Collected data:
##############################

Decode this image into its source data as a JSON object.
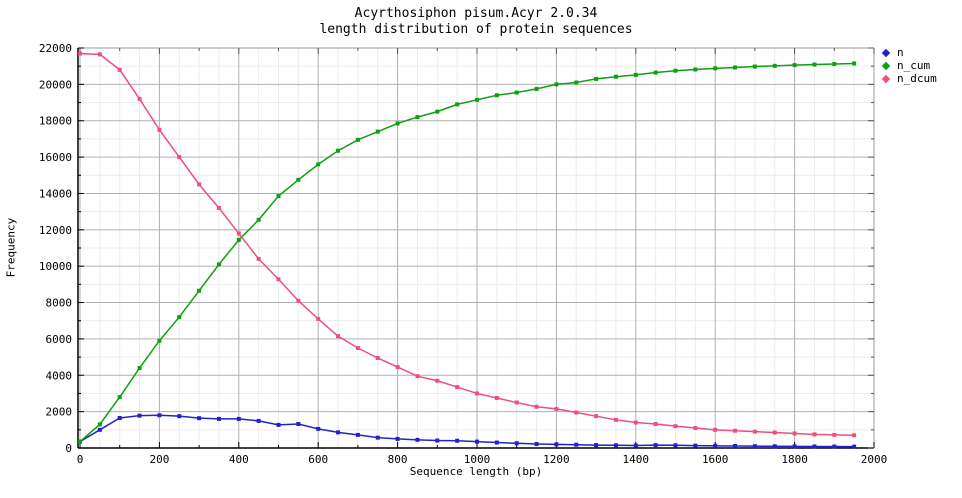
{
  "chart_data": {
    "type": "line",
    "title": "Acyrthosiphon pisum.Acyr 2.0.34",
    "subtitle": "length distribution of protein sequences",
    "xlabel": "Sequence length (bp)",
    "ylabel": "Frequency",
    "xlim": [
      0,
      2000
    ],
    "ylim": [
      0,
      22000
    ],
    "xtick_step": 200,
    "ytick_step": 2000,
    "minor_xtick_step": 50,
    "minor_ytick_step": 1000,
    "grid": true,
    "legend_position": "outside-top-right",
    "grid_major_color": "#b0b0b0",
    "grid_minor_color": "#ececec",
    "x": [
      0,
      50,
      100,
      150,
      200,
      250,
      300,
      350,
      400,
      450,
      500,
      550,
      600,
      650,
      700,
      750,
      800,
      850,
      900,
      950,
      1000,
      1050,
      1100,
      1150,
      1200,
      1250,
      1300,
      1350,
      1400,
      1450,
      1500,
      1550,
      1600,
      1650,
      1700,
      1750,
      1800,
      1850,
      1900,
      1950
    ],
    "series": [
      {
        "name": "n",
        "color": "#2222cc",
        "values": [
          350,
          1000,
          1650,
          1780,
          1800,
          1750,
          1640,
          1600,
          1600,
          1490,
          1270,
          1320,
          1050,
          860,
          720,
          570,
          500,
          450,
          410,
          400,
          350,
          300,
          260,
          220,
          200,
          180,
          160,
          150,
          140,
          160,
          150,
          130,
          120,
          110,
          100,
          95,
          90,
          85,
          80,
          75
        ]
      },
      {
        "name": "n_cum",
        "color": "#0fa00f",
        "values": [
          350,
          1300,
          2800,
          4400,
          5900,
          7200,
          8650,
          10100,
          11440,
          12550,
          13860,
          14750,
          15600,
          16350,
          16950,
          17400,
          17850,
          18200,
          18500,
          18900,
          19150,
          19400,
          19550,
          19750,
          20000,
          20100,
          20300,
          20420,
          20520,
          20650,
          20750,
          20820,
          20880,
          20930,
          20980,
          21020,
          21060,
          21090,
          21120,
          21150
        ]
      },
      {
        "name": "n_dcum",
        "color": "#ee4f7d",
        "values": [
          21700,
          21650,
          20800,
          19200,
          17500,
          16000,
          14500,
          13200,
          11800,
          10400,
          9280,
          8100,
          7100,
          6150,
          5500,
          4950,
          4450,
          3950,
          3700,
          3350,
          3000,
          2750,
          2500,
          2270,
          2150,
          1950,
          1750,
          1550,
          1400,
          1320,
          1200,
          1100,
          1000,
          950,
          900,
          850,
          800,
          750,
          720,
          700
        ]
      }
    ]
  }
}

##############################

TASK OBJECTIVE
Drop the pictures and set down the data above exactly.

ANSWER FOR THIS EXERCISE
Decode this image into its source data as a JSON object.
{
  "chart_data": {
    "type": "line",
    "title": "Acyrthosiphon pisum.Acyr 2.0.34",
    "subtitle": "length distribution of protein sequences",
    "xlabel": "Sequence length (bp)",
    "ylabel": "Frequency",
    "xlim": [
      0,
      2000
    ],
    "ylim": [
      0,
      22000
    ],
    "xtick_step": 200,
    "ytick_step": 2000,
    "minor_xtick_step": 50,
    "minor_ytick_step": 1000,
    "grid": true,
    "legend_position": "outside-top-right",
    "grid_major_color": "#b0b0b0",
    "grid_minor_color": "#ececec",
    "x": [
      0,
      50,
      100,
      150,
      200,
      250,
      300,
      350,
      400,
      450,
      500,
      550,
      600,
      650,
      700,
      750,
      800,
      850,
      900,
      950,
      1000,
      1050,
      1100,
      1150,
      1200,
      1250,
      1300,
      1350,
      1400,
      1450,
      1500,
      1550,
      1600,
      1650,
      1700,
      1750,
      1800,
      1850,
      1900,
      1950
    ],
    "series": [
      {
        "name": "n",
        "color": "#2222cc",
        "values": [
          350,
          1000,
          1650,
          1780,
          1800,
          1750,
          1640,
          1600,
          1600,
          1490,
          1270,
          1320,
          1050,
          860,
          720,
          570,
          500,
          450,
          410,
          400,
          350,
          300,
          260,
          220,
          200,
          180,
          160,
          150,
          140,
          160,
          150,
          130,
          120,
          110,
          100,
          95,
          90,
          85,
          80,
          75
        ]
      },
      {
        "name": "n_cum",
        "color": "#0fa00f",
        "values": [
          350,
          1300,
          2800,
          4400,
          5900,
          7200,
          8650,
          10100,
          11440,
          12550,
          13860,
          14750,
          15600,
          16350,
          16950,
          17400,
          17850,
          18200,
          18500,
          18900,
          19150,
          19400,
          19550,
          19750,
          20000,
          20100,
          20300,
          20420,
          20520,
          20650,
          20750,
          20820,
          20880,
          20930,
          20980,
          21020,
          21060,
          21090,
          21120,
          21150
        ]
      },
      {
        "name": "n_dcum",
        "color": "#ee4f7d",
        "values": [
          21700,
          21650,
          20800,
          19200,
          17500,
          16000,
          14500,
          13200,
          11800,
          10400,
          9280,
          8100,
          7100,
          6150,
          5500,
          4950,
          4450,
          3950,
          3700,
          3350,
          3000,
          2750,
          2500,
          2270,
          2150,
          1950,
          1750,
          1550,
          1400,
          1320,
          1200,
          1100,
          1000,
          950,
          900,
          850,
          800,
          750,
          720,
          700
        ]
      }
    ]
  }
}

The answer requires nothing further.